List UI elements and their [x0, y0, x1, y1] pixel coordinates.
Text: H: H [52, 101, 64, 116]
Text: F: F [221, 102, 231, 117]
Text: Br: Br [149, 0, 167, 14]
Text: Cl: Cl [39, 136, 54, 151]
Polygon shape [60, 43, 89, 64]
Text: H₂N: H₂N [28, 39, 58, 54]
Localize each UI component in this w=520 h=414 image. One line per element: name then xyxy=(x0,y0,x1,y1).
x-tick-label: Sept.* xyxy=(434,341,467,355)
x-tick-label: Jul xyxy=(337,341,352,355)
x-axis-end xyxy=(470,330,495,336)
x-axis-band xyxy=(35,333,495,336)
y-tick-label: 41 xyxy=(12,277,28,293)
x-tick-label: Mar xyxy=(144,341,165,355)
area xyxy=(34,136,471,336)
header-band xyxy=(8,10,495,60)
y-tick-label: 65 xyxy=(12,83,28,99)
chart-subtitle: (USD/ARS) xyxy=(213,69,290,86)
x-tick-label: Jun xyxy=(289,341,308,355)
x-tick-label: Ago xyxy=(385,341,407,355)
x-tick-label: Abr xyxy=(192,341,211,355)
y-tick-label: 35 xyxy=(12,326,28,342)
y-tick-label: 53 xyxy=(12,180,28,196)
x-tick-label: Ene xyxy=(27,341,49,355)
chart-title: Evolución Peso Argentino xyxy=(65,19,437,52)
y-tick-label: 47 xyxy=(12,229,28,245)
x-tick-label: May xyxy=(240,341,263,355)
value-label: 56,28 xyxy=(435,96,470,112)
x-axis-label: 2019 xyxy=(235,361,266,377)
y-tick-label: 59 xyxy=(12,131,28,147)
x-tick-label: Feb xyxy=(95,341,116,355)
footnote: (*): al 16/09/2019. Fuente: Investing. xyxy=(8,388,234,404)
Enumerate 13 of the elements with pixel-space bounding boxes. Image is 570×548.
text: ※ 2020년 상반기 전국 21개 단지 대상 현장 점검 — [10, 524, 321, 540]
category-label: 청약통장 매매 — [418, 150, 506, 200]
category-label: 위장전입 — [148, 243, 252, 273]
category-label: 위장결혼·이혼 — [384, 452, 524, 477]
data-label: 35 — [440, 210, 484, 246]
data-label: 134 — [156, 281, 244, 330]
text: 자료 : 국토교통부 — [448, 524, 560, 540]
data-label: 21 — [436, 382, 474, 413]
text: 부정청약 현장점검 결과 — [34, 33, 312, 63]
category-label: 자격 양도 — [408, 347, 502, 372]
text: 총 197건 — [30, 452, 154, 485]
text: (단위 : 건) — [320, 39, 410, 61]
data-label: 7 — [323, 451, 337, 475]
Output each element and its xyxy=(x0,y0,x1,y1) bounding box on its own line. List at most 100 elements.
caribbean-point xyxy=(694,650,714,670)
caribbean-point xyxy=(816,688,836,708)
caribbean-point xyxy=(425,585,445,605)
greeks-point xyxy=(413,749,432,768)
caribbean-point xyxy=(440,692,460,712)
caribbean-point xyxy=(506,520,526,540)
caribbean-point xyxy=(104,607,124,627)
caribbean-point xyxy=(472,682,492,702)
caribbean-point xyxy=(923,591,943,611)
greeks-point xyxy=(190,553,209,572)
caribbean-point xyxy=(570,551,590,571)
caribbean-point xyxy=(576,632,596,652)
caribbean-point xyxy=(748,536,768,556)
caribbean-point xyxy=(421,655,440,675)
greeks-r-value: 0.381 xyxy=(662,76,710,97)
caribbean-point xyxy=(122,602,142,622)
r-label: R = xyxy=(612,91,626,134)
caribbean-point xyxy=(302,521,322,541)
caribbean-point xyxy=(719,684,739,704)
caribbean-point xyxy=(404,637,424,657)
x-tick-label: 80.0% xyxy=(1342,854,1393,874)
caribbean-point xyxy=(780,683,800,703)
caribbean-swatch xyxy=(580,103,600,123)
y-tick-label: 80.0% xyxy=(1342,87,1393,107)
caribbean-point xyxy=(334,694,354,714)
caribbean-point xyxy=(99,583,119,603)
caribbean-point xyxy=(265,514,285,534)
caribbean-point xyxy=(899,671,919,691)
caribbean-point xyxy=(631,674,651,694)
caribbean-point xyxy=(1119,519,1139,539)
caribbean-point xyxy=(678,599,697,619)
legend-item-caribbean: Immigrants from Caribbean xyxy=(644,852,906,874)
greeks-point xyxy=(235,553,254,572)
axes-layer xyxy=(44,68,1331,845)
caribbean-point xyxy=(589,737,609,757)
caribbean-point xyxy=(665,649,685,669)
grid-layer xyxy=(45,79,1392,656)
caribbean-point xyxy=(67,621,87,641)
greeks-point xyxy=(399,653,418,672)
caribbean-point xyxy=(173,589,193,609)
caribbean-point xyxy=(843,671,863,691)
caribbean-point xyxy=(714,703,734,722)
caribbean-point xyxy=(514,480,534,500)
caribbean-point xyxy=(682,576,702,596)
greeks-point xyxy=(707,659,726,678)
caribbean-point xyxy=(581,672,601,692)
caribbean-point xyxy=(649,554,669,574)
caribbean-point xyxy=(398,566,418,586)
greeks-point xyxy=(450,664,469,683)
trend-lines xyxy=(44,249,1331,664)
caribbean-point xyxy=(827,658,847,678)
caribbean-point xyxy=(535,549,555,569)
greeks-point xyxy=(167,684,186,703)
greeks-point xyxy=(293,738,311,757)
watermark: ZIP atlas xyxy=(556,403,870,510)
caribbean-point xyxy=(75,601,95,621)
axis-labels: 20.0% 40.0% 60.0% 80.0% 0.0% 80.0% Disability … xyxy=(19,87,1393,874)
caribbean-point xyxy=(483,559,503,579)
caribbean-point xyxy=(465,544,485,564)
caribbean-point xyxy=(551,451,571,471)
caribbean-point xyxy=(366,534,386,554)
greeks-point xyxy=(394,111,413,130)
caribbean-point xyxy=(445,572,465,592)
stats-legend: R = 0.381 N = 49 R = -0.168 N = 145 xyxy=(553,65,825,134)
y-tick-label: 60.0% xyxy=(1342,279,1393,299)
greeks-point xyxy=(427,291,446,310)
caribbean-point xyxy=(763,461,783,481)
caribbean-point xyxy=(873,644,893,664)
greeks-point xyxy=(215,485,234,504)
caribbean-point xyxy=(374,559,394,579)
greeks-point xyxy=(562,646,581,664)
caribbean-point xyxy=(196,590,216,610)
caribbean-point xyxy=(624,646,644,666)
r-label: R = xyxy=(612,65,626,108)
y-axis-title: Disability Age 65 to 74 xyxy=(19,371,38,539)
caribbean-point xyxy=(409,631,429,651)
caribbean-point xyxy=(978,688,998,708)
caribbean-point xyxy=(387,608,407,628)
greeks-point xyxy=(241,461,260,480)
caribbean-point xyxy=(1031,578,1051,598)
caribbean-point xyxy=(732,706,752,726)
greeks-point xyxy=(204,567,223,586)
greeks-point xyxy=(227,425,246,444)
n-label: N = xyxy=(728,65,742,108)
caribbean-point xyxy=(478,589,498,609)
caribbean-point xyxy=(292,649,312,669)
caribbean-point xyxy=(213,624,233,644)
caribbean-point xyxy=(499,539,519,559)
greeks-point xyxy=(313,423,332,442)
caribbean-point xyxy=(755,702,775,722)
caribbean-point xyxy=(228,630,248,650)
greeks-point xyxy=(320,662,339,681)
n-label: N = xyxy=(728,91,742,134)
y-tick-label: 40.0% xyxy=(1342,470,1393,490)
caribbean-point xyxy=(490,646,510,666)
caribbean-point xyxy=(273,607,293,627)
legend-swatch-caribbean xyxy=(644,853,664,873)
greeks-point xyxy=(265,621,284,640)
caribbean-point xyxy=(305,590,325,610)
^^^^
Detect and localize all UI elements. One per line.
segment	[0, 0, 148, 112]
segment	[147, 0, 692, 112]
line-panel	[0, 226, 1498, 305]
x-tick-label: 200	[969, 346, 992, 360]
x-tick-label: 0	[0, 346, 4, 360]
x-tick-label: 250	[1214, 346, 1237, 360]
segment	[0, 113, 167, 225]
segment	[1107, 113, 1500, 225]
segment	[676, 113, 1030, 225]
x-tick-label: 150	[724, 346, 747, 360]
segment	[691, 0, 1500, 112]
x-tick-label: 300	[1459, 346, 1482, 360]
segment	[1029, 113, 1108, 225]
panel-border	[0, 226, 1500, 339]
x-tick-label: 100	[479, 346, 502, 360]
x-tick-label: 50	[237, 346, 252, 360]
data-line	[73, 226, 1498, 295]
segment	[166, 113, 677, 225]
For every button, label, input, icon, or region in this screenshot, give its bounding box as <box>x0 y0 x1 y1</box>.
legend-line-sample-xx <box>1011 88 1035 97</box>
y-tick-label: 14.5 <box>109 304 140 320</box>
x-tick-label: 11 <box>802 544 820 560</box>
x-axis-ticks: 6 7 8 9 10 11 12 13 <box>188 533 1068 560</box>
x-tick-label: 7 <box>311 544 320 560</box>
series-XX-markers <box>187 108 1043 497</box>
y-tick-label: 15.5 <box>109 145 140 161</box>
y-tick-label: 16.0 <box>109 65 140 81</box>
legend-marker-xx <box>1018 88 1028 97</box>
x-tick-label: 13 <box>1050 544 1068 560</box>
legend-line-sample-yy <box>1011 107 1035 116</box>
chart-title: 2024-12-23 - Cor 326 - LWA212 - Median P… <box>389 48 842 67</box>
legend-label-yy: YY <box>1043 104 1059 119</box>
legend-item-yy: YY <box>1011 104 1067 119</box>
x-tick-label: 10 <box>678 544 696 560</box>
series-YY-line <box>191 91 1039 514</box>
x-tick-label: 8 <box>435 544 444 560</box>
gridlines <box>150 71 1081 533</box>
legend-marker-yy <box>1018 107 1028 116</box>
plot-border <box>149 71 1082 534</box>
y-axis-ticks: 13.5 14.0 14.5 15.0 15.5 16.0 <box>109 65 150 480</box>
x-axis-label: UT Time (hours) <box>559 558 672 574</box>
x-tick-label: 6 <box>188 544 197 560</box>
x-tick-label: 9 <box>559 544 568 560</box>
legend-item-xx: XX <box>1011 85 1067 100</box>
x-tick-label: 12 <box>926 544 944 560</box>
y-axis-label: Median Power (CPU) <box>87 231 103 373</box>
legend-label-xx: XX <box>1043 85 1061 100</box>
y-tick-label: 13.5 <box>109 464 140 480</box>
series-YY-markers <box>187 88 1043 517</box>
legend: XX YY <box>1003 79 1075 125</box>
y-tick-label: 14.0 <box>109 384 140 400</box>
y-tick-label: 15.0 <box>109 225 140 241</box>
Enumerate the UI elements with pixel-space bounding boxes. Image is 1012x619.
^^^^
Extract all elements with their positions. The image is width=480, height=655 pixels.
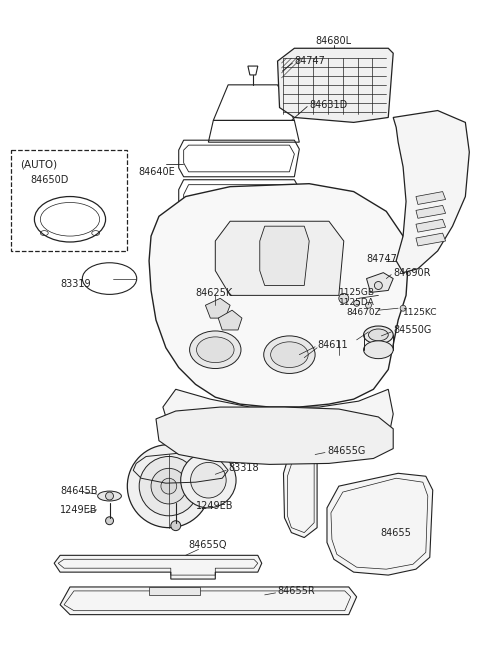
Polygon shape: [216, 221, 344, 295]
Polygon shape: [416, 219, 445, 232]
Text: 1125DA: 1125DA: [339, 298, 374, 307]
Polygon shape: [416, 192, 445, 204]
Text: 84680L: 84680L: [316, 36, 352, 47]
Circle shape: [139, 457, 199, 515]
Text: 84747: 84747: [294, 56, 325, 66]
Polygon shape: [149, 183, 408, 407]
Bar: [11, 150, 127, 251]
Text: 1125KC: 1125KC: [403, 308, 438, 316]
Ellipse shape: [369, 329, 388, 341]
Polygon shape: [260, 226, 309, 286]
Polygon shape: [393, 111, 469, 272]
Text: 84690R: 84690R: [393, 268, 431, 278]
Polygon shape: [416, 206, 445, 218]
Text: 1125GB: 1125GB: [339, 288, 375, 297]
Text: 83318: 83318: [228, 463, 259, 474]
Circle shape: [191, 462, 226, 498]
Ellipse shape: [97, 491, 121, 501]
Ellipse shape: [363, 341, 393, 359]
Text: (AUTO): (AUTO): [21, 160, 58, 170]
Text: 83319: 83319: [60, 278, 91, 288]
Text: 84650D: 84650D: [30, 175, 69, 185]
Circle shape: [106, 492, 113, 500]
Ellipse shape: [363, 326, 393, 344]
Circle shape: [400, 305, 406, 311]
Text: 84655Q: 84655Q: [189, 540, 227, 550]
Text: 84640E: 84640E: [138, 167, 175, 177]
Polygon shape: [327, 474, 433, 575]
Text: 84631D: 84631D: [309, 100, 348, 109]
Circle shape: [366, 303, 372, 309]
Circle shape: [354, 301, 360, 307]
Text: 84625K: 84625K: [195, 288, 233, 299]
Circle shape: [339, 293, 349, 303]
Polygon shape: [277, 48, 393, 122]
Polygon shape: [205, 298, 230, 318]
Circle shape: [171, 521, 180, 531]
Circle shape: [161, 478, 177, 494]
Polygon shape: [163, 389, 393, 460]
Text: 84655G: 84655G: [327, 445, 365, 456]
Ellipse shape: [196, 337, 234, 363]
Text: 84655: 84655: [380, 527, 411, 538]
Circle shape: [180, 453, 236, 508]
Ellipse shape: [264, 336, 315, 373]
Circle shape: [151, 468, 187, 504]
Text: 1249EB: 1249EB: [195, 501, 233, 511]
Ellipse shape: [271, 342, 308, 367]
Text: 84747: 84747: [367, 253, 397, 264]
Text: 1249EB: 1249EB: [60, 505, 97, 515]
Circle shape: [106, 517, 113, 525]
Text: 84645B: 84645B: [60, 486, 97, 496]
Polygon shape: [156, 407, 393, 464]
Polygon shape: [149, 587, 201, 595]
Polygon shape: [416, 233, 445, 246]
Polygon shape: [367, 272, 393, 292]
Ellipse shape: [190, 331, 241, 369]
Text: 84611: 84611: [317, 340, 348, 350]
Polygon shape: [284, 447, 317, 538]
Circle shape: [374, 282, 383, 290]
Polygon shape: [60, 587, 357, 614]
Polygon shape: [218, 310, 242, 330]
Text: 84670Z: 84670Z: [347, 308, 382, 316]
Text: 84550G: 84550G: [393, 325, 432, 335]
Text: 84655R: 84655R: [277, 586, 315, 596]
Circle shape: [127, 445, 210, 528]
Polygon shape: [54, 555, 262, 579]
^^^^
▸ WORK TO BE COMPLETED: Copy the entries verbatim, starting with the line that contains "List UI elements" and going on through the line that contains "Enumerate 13 of".

▸ FINAL RESULT:
List UI elements and their [x0, y0, x1, y1] pixel coordinates.
Text: H: H [52, 101, 64, 116]
Text: F: F [221, 102, 231, 117]
Text: Br: Br [149, 0, 167, 14]
Text: Cl: Cl [39, 136, 54, 151]
Polygon shape [60, 43, 89, 64]
Text: H₂N: H₂N [28, 39, 58, 54]
Localize each UI component in this w=520 h=414 image. One line per element: name then xyxy=(x0,y0,x1,y1).
x-tick-label: Sept.* xyxy=(434,341,467,355)
x-tick-label: Jul xyxy=(337,341,352,355)
x-axis-end xyxy=(470,330,495,336)
x-axis-band xyxy=(35,333,495,336)
y-tick-label: 41 xyxy=(12,277,28,293)
x-tick-label: Mar xyxy=(144,341,165,355)
area xyxy=(34,136,471,336)
header-band xyxy=(8,10,495,60)
y-tick-label: 65 xyxy=(12,83,28,99)
chart-subtitle: (USD/ARS) xyxy=(213,69,290,86)
x-tick-label: Jun xyxy=(289,341,308,355)
x-tick-label: Ago xyxy=(385,341,407,355)
x-tick-label: Abr xyxy=(192,341,211,355)
y-tick-label: 35 xyxy=(12,326,28,342)
y-tick-label: 53 xyxy=(12,180,28,196)
x-tick-label: Ene xyxy=(27,341,49,355)
chart-title: Evolución Peso Argentino xyxy=(65,19,437,52)
y-tick-label: 47 xyxy=(12,229,28,245)
x-tick-label: May xyxy=(240,341,263,355)
value-label: 56,28 xyxy=(435,96,470,112)
x-axis-label: 2019 xyxy=(235,361,266,377)
y-tick-label: 59 xyxy=(12,131,28,147)
x-tick-label: Feb xyxy=(95,341,116,355)
footnote: (*): al 16/09/2019. Fuente: Investing. xyxy=(8,388,234,404)
Enumerate 13 of the elements with pixel-space bounding boxes. Image is 570×548.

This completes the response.